* begin Supplied material *
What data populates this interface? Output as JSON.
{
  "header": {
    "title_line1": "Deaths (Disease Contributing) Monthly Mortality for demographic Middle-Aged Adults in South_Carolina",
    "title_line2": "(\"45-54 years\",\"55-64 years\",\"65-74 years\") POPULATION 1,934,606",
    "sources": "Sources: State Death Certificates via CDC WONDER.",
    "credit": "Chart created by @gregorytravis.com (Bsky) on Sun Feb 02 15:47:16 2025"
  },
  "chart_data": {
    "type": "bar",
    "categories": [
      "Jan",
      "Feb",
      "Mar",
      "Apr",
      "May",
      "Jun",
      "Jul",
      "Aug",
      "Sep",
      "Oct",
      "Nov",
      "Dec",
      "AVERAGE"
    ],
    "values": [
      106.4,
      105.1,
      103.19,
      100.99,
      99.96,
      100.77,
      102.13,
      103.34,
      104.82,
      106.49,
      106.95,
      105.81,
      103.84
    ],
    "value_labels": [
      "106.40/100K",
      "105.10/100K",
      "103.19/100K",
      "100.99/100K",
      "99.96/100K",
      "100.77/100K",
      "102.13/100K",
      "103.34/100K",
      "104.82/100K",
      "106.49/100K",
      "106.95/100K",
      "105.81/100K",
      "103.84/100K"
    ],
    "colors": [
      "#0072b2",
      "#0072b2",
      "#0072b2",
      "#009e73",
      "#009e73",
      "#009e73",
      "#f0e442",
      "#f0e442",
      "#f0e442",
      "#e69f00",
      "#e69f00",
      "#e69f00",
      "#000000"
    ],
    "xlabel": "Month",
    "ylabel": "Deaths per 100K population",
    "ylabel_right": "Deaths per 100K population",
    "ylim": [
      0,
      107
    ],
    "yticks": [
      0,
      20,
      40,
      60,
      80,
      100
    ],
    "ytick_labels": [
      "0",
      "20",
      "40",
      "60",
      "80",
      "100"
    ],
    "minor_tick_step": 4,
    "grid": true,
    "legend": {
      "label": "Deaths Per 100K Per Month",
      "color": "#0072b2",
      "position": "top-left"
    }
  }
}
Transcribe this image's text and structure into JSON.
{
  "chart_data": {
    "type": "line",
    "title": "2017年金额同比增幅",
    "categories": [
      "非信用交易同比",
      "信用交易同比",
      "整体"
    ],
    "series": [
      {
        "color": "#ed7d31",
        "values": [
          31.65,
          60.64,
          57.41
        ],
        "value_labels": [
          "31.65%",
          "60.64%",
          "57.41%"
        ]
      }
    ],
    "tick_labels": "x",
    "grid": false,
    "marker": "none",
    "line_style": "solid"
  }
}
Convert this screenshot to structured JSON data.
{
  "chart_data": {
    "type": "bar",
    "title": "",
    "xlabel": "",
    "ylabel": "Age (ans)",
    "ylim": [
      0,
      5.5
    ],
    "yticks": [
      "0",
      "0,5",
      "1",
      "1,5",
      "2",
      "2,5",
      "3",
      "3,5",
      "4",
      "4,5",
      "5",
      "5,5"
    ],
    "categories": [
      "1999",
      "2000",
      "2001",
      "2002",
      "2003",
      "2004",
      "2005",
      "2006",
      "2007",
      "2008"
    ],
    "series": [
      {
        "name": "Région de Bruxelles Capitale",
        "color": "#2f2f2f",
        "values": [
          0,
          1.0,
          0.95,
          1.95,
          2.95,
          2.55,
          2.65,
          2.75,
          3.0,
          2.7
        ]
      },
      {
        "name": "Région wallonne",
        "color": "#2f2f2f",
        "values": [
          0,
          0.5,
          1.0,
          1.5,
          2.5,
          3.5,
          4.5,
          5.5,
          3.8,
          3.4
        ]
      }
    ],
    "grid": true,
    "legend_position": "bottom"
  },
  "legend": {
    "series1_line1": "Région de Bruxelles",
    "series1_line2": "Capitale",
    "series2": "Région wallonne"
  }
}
* end Supplied material *
### Short problem:
Work out how many lines of the material above contain the word "wallonne", then give only that figure.

### Result:
2